((
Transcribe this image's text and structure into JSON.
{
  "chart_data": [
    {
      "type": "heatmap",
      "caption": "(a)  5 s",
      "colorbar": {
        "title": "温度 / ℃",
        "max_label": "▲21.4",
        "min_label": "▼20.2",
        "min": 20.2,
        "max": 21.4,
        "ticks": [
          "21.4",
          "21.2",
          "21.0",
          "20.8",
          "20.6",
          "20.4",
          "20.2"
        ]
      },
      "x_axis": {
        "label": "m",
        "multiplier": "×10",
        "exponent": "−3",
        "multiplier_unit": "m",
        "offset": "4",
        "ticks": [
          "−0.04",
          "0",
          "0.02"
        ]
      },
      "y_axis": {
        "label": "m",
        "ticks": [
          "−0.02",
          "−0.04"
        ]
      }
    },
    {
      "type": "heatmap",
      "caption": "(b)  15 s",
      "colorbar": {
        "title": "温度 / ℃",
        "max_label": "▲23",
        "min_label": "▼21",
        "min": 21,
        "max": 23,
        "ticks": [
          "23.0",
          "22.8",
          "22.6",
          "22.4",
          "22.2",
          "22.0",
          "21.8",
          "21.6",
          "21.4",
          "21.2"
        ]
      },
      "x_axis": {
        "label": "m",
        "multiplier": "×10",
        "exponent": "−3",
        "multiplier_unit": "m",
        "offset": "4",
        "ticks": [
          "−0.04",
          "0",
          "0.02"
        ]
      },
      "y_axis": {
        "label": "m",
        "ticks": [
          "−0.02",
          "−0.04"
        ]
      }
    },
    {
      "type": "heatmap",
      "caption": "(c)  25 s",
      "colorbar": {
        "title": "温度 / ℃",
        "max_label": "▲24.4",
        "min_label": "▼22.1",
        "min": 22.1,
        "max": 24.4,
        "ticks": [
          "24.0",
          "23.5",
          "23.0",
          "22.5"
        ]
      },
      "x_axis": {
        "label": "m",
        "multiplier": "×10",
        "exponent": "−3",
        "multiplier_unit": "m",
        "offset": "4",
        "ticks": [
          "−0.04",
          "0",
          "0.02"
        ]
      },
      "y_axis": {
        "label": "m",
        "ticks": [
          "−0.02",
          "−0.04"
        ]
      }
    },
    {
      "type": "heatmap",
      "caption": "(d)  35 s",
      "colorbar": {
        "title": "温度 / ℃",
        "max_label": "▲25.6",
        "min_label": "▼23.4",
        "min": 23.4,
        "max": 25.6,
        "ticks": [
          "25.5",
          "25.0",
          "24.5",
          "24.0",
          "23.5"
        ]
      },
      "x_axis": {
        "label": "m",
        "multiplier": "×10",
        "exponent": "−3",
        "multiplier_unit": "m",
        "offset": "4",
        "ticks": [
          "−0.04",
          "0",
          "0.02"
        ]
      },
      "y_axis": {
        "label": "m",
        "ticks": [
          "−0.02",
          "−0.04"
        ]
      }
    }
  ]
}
))
((
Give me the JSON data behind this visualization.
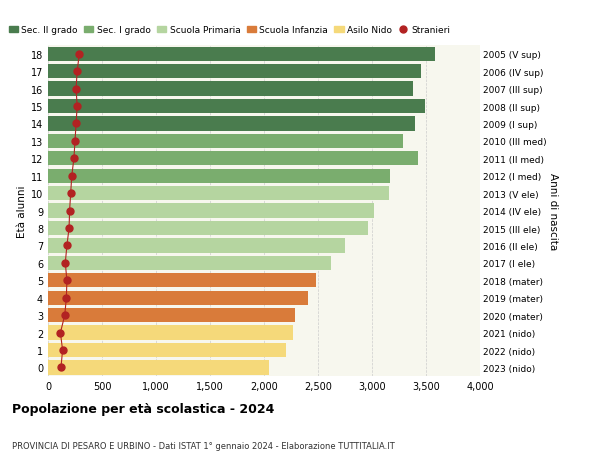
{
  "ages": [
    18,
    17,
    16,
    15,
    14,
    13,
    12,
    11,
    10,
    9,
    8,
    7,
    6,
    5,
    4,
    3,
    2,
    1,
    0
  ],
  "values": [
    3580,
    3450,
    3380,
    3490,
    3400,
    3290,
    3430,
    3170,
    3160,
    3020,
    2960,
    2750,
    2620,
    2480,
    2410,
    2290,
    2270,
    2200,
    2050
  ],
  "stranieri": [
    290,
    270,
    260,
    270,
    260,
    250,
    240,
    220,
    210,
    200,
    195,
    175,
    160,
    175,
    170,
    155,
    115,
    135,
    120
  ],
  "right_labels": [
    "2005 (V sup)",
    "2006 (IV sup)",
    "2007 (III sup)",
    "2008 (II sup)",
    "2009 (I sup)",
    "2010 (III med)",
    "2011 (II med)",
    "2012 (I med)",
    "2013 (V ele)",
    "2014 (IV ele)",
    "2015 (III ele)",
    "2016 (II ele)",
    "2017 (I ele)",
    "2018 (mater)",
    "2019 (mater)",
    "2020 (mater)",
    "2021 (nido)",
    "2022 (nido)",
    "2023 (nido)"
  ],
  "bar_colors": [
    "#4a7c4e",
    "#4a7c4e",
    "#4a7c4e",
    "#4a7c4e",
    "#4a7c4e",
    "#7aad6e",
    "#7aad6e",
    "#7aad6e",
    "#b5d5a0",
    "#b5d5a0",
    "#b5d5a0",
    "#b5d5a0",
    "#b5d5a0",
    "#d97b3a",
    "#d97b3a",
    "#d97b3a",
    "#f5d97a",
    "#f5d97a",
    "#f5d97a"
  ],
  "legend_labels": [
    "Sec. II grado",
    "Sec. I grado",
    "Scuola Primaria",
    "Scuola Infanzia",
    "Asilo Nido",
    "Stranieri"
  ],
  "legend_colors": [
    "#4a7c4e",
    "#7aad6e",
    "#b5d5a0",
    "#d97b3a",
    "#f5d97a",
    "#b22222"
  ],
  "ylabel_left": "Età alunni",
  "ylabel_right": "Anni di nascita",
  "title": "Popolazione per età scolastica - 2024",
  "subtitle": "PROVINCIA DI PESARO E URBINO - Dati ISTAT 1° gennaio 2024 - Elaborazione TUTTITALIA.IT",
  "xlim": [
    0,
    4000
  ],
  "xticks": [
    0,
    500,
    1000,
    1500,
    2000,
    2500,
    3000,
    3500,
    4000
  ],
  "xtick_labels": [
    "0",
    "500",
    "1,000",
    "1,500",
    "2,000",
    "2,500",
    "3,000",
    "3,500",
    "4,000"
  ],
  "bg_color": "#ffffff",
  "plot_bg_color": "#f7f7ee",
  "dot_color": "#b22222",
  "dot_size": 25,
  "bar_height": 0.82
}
))
(WRITTEN TASK): Show every line of the records above that contains the word "caption".

(OUTPUT):
      "caption": "(a)  5 s",
      "caption": "(b)  15 s",
      "caption": "(c)  25 s",
      "caption": "(d)  35 s",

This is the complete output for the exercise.